*TASKS FOR THIS EXERCISE*.
**1.** Name each play that the Open Theatre passage lists as part of the first festival's opening program, with its English title as given.
**2.** Summarize the Open Theatre passage in two sentences.
**3.** Continue the Open Theatre passage from its last sentence.

*EXCERPT*.
-- Opening Marker --
Being the theatre the cultural and social phenomenon that it is, we shall strive to recover the public at large with productions of great quality and modestly priced tickets.

They premiered their first festival on July 28, 1981, featuring Cossa's Gris de ausencia (Pale of Absence), Dragún's Mi obelisco y yo (My Obelisk and Me), and Gorostiza's El acompañamiento (The Entourage) among the evening's repertoire. During an August 6 performance, however, three fire bombs were set off in the theatre, casting doubts on the company's viability (the incident remains one of Argentina's best-known "unsolved mysteries"). Sixteen prominent Buenos Aires theatres offered them their stages, however, and the Open Theatre relocated to the larger Tabaris Theatre, a Corrientes Avenue landmark known for its revue. The Open Theatre reopened two days later and its 1981 season ran until September 21, featuring 21 directors, over 150 cast and crew, and bringing together some 25,000 spectators. Organizer Osvaldo Dragún declared that "today the open theatre belongs to the entire nation."
-- Closing Marker --
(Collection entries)
-- Opening Marker --
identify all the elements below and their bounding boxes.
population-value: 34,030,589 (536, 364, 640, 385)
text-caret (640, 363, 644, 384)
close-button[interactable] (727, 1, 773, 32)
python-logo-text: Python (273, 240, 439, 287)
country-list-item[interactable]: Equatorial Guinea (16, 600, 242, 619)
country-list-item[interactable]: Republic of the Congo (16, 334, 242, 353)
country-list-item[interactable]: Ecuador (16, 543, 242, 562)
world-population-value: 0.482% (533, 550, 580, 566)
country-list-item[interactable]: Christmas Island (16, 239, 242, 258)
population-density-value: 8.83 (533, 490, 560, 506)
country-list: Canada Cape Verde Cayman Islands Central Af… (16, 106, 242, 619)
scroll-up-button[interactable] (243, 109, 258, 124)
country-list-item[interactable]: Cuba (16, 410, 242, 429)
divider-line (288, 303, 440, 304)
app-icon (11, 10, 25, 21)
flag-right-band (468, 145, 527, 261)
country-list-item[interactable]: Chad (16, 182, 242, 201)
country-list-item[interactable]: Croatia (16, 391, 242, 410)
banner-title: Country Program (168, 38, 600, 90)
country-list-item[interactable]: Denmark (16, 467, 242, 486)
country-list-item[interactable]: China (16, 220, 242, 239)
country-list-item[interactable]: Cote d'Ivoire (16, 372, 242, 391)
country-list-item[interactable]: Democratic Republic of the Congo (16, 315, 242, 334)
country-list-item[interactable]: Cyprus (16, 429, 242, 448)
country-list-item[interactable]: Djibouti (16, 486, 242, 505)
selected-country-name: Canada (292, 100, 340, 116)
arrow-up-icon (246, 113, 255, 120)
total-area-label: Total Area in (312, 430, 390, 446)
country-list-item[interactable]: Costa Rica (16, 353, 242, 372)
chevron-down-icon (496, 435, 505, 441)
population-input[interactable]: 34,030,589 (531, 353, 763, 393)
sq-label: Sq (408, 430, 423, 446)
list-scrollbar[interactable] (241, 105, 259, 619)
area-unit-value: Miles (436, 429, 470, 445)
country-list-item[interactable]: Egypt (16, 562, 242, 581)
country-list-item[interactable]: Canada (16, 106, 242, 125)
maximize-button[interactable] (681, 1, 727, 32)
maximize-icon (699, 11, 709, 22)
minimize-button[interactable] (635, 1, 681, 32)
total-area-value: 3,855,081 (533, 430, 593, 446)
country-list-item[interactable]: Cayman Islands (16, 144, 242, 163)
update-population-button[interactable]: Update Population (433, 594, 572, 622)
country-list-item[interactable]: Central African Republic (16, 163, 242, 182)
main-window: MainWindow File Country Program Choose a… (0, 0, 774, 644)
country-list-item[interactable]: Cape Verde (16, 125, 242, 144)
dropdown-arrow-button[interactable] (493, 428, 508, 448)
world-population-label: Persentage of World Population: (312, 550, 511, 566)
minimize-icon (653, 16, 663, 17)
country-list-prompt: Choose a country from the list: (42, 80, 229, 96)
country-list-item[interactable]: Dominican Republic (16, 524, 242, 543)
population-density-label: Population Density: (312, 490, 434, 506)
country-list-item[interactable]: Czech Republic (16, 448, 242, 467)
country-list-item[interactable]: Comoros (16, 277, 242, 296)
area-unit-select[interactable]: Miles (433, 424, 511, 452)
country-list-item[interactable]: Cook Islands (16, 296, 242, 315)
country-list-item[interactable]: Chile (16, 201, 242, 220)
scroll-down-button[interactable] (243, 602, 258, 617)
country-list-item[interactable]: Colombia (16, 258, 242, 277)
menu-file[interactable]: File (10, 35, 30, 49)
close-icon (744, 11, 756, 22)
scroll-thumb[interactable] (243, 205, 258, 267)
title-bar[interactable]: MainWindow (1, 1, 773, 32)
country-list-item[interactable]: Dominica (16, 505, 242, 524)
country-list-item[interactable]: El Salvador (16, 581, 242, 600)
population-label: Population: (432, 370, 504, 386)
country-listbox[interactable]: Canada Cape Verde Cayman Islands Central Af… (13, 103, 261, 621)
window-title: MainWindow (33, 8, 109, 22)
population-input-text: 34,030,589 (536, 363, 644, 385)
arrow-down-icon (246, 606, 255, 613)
-- Closing Marker --
*RESPONSES TO THE TASKS*.
**1.**
Gris de ausencia (Pale of Absence)
Mi obelisco y yo (My Obelisk and Me)
El acompañamiento (The Entourage)

**2.** The Open Theatre opened its first festival on July 28, 1981, and on August 6 three fire bombs went off in the theatre during a performance, which raised doubts about the company's future. Sixteen Buenos Aires theatres offered their stages, and the company reopened two days later at the Tabaris Theatre, where a season running to September 21 drew some 25,000 spectators.

**3.**
===Winning back the streets===

The ongoing economic collapse and replacement of President Viola for the hard-line General Leopoldo Galtieri led the company to plan the 1982 season with more precautions. Playwrights were invited to submit works well in advance, and the repertoire was expanded to include works of experimental theatre. Playwright Ricardo Monti contributed to the effort by publishing the "Open Theatre Magazine," a quarterly publication. The magazine provided a forum for potential participants as much as it prudently kept authorities abreast of its developments. Other fund-raising efforts included a coffee-table book, Teatro Abierto 1981, which sold 8,000 copies. None of the participants accepted compensation beyond covering their personal expenses related to the event, and any surplus profits were returned to the struggling company's fund.

The Open Theatre's 1982 season, whose slogan was "winning back the streets," opened in late September with Dragún's Al violador (To the Rapist); Eugenio Griffero's provocative look at gay life in Argentina, Príncipe azul (Blue Prince); and Somigliana's daring criticism of the military, Oficial primero ("Commissioned Officer"), among other works from 30 other directors. Controversy ensued, however, when a number of well-known directors' works were passed over, notably Pacho O'Donnell's; negative national sentiment on the heels of the disastrous Falklands War helped further dampen interest in the season, which closed in November.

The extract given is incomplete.